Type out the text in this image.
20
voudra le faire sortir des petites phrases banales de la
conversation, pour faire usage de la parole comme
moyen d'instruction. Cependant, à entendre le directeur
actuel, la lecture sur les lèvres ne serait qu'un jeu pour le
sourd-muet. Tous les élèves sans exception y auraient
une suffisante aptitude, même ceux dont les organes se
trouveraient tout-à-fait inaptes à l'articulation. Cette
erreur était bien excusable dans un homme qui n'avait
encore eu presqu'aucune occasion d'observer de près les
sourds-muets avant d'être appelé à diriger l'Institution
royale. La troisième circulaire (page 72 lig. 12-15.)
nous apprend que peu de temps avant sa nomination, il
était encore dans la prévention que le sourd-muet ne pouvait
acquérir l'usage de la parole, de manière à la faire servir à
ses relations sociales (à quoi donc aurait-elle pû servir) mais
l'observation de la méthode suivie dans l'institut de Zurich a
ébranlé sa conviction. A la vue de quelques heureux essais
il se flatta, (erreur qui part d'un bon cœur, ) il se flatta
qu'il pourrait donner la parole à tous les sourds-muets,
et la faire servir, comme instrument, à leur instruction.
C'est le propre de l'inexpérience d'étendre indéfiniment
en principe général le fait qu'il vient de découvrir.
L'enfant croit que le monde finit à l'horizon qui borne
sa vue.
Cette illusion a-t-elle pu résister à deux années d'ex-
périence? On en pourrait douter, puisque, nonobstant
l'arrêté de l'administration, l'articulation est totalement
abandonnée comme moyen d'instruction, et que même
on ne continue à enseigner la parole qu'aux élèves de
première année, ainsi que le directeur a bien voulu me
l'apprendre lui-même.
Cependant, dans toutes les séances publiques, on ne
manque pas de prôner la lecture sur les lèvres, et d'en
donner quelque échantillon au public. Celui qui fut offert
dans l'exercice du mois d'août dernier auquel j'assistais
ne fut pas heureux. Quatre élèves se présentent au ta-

---

WHAT IS ASKED
Quote each line of the data above exactly as written.

COMPLETED EXERCISE
Type out the text in this image.
20
voudra le faire sortir des petites phrases banales de la
conversation, pour faire usage de la parole comme
moyen d'instruction. Cependant, à entendre le directeur
actuel, la lecture sur les lèvres ne serait qu'un jeu pour le
sourd-muet. Tous les élèves sans exception y auraient
une suffisante aptitude, même ceux dont les organes se
trouveraient tout-à-fait inaptes à l'articulation. Cette
erreur était bien excusable dans un homme qui n'avait
encore eu presqu'aucune occasion d'observer de près les
sourds-muets avant d'être appelé à diriger l'Institution
royale. La troisième circulaire (page 72 lig. 12-15.)
nous apprend que peu de temps avant sa nomination, il
était encore dans la prévention que le sourd-muet ne pouvait
acquérir l'usage de la parole, de manière à la faire servir à
ses relations sociales (à quoi donc aurait-elle pû servir) mais
l'observation de la méthode suivie dans l'institut de Zurich a
ébranlé sa conviction. A la vue de quelques heureux essais
il se flatta, (erreur qui part d'un bon cœur, ) il se flatta
qu'il pourrait donner la parole à tous les sourds-muets,
et la faire servir, comme instrument, à leur instruction.
C'est le propre de l'inexpérience d'étendre indéfiniment
en principe général le fait qu'il vient de découvrir.
L'enfant croit que le monde finit à l'horizon qui borne
sa vue.
Cette illusion a-t-elle pu résister à deux années d'ex-
périence? On en pourrait douter, puisque, nonobstant
l'arrêté de l'administration, l'articulation est totalement
abandonnée comme moyen d'instruction, et que même
on ne continue à enseigner la parole qu'aux élèves de
première année, ainsi que le directeur a bien voulu me
l'apprendre lui-même.
Cependant, dans toutes les séances publiques, on ne
manque pas de prôner la lecture sur les lèvres, et d'en
donner quelque échantillon au public. Celui qui fut offert
dans l'exercice du mois d'août dernier auquel j'assistais
ne fut pas heureux. Quatre élèves se présentent au ta-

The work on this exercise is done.